--- Dataset entries ---
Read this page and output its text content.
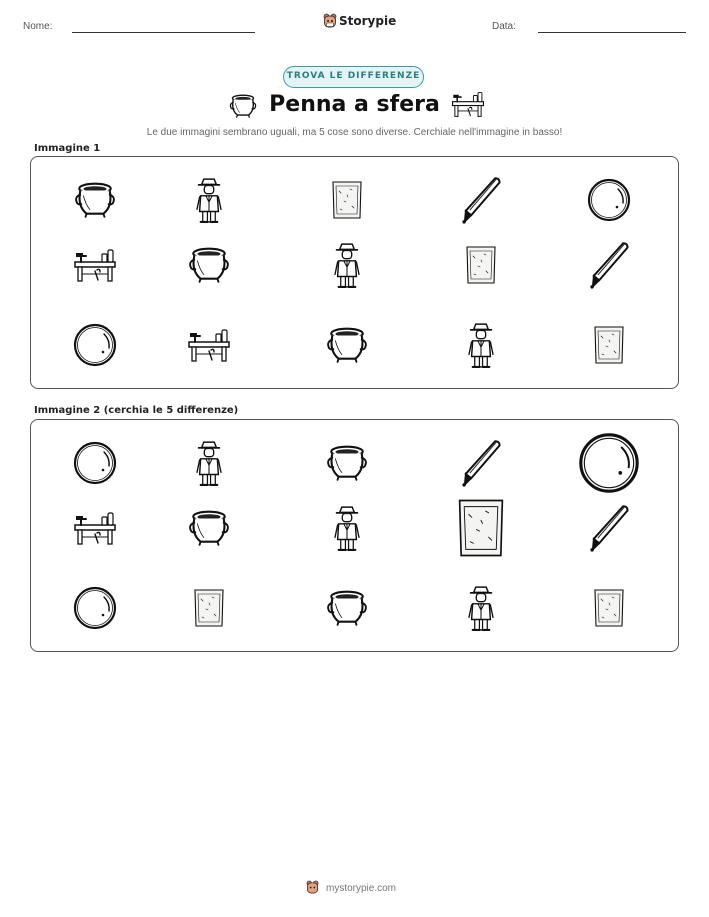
Nome:	Storypie	Data:
TROVA LE DIFFERENZE
Penna a sfera
Le due immagini sembrano uguali, ma 5 cose sono diverse. Cerchiale nell'immagine in basso!
Immagine 1
Immagine 2 (cerchia le 5 differenze)
mystorypie.com
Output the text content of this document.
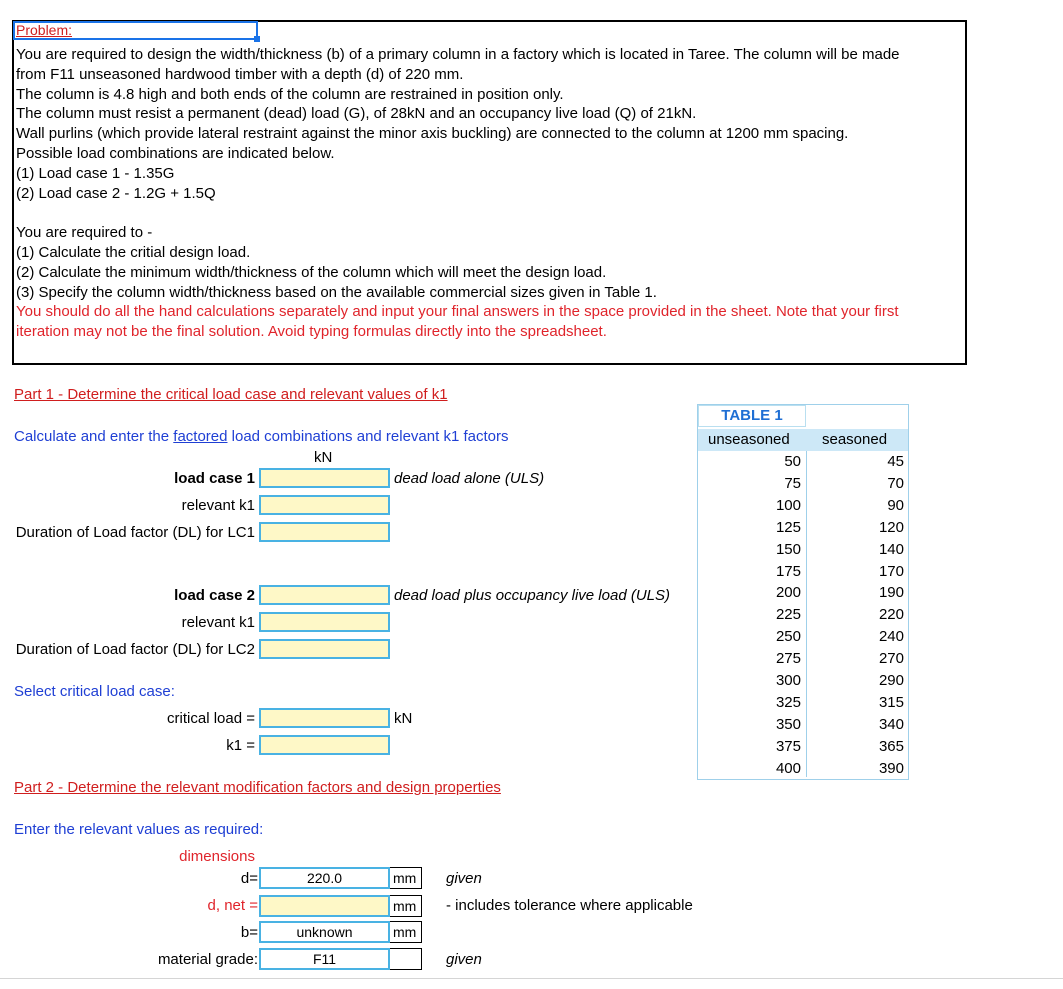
Problem:
You are required to design the width/thickness (b) of a primary column in a factory which is located in Taree. The column will be made
from F11 unseasoned hardwood timber with a depth (d) of 220 mm.
The column is 4.8 high and both ends of the column are restrained in position only.
The column must resist a permanent (dead) load (G), of 28kN and an occupancy live load (Q) of 21kN.
Wall purlins (which provide lateral restraint against the minor axis buckling) are connected to the column at 1200 mm spacing.
Possible load combinations are indicated below.
(1) Load case 1 - 1.35G
(2) Load case 2 - 1.2G + 1.5Q
You are required to -
(1) Calculate the critial design load.
(2) Calculate the minimum width/thickness of the column which will meet the design load.
(3) Specify the column width/thickness based on the available commercial sizes given in Table 1.
You should do all the hand calculations separately and input your final answers in the space provided in the sheet. Note that your first
iteration may not be the final solution. Avoid typing formulas directly into the spreadsheet.
Part 1 - Determine the critical load case and relevant values of k1
Calculate and enter the factored load combinations and relevant k1 factors
kN
load case 1	dead load alone (ULS)
relevant k1
Duration of Load factor (DL) for LC1
load case 2	dead load plus occupancy live load (ULS)
relevant k1
Duration of Load factor (DL) for LC2
Select critical load case:
critical load =	kN
k1 =
Part 2 - Determine the relevant modification factors and design properties
Enter the relevant values as required:
dimensions
d=	220.0	mm	given
d, net =	mm	- includes tolerance where applicable
b=	unknown	mm
material grade:	F11	given
TABLE 1
unseasoned seasoned
50	45
75	70
100	90
125	120
150	140
175	170
200	190
225	220
250	240
275	270
300	290
325	315
350	340
375	365
400	390
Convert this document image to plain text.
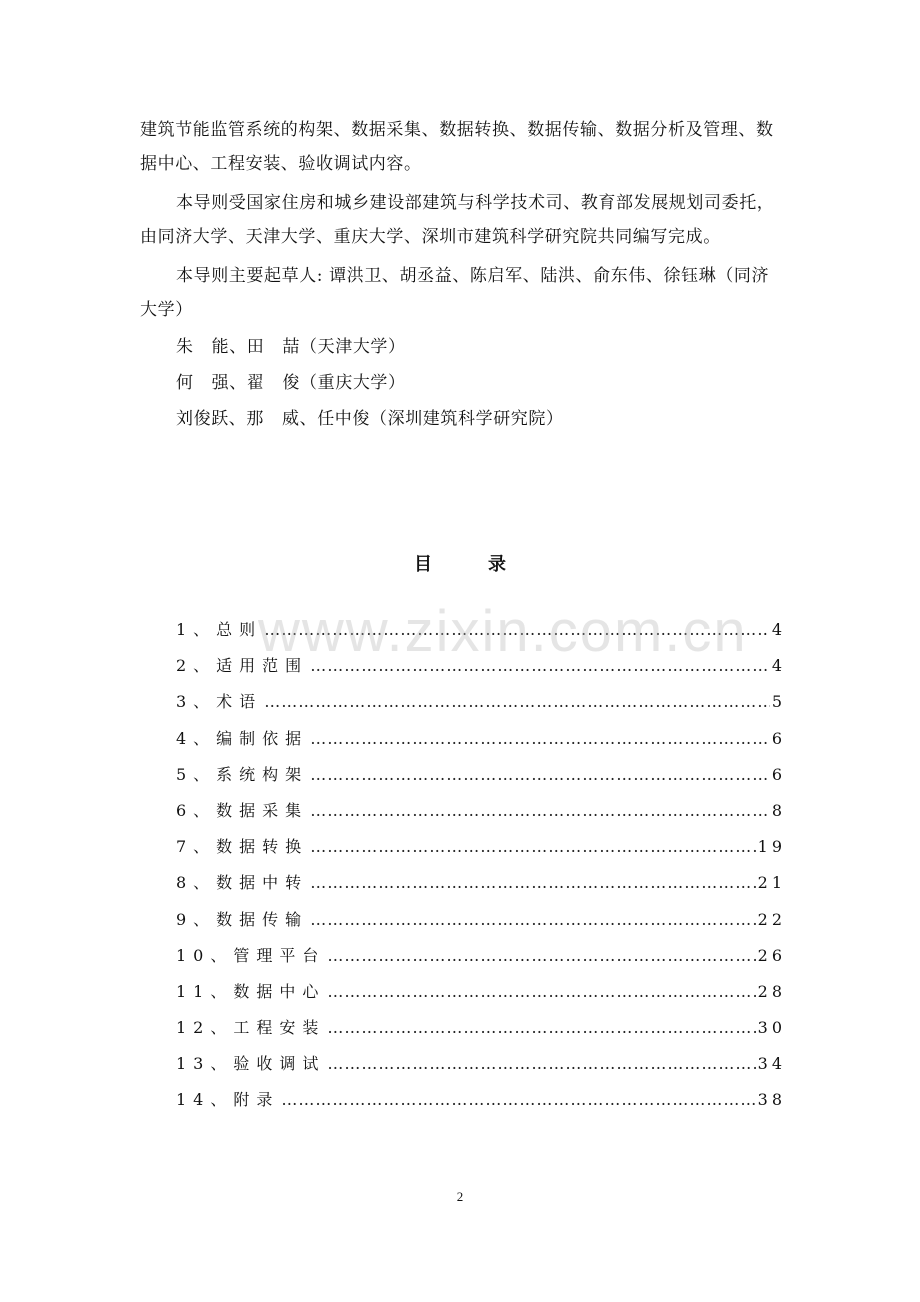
建筑节能监管系统的构架、数据采集、数据转换、数据传输、数据分析及管理、数据中心、工程安装、验收调试内容。
本导则受国家住房和城乡建设部建筑与科学技术司、教育部发展规划司委托，由同济大学、天津大学、重庆大学、深圳市建筑科学研究院共同编写完成。
本导则主要起草人: 谭洪卫、胡丞益、陈启军、陆洪、俞东伟、徐钰琳（同济大学）
朱   能、田   喆（天津大学）
何   强、翟   俊（重庆大学）
刘俊跃、那   威、任中俊（深圳建筑科学研究院）
目录
1、总则 …………………………………………………………………………………………………………	.4
2、适用范围 …………………………………………………………………………………………………………	4
3、术语 …………………………………………………………………………………………………………	5
4、编制依据 …………………………………………………………………………………………………………	6
5、系统构架 …………………………………………………………………………………………………………	6
6、数据采集 …………………………………………………………………………………………………………	8
7、数据转换 …………………………………………………………………………………………………………	19
8、数据中转 …………………………………………………………………………………………………………	21
9、数据传输 …………………………………………………………………………………………………………	22
10、管理平台 …………………………………………………………………………………………………………	26
11、数据中心 …………………………………………………………………………………………………………	28
12、工程安装 …………………………………………………………………………………………………………	30
13、验收调试 …………………………………………………………………………………………………………	34
14、附录 …………………………………………………………………………………………………………	38
www.zixin.com.cn
2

--- To be done ---
Reproduce each line holding the word "width".

--- Written reply ---
You are required to design the width/thickness (b) of a primary column in a factory which is located in Taree. The column will be made
(2) Calculate the minimum width/thickness of the column which will meet the design load.
(3) Specify the column width/thickness based on the available commercial sizes given in Table 1.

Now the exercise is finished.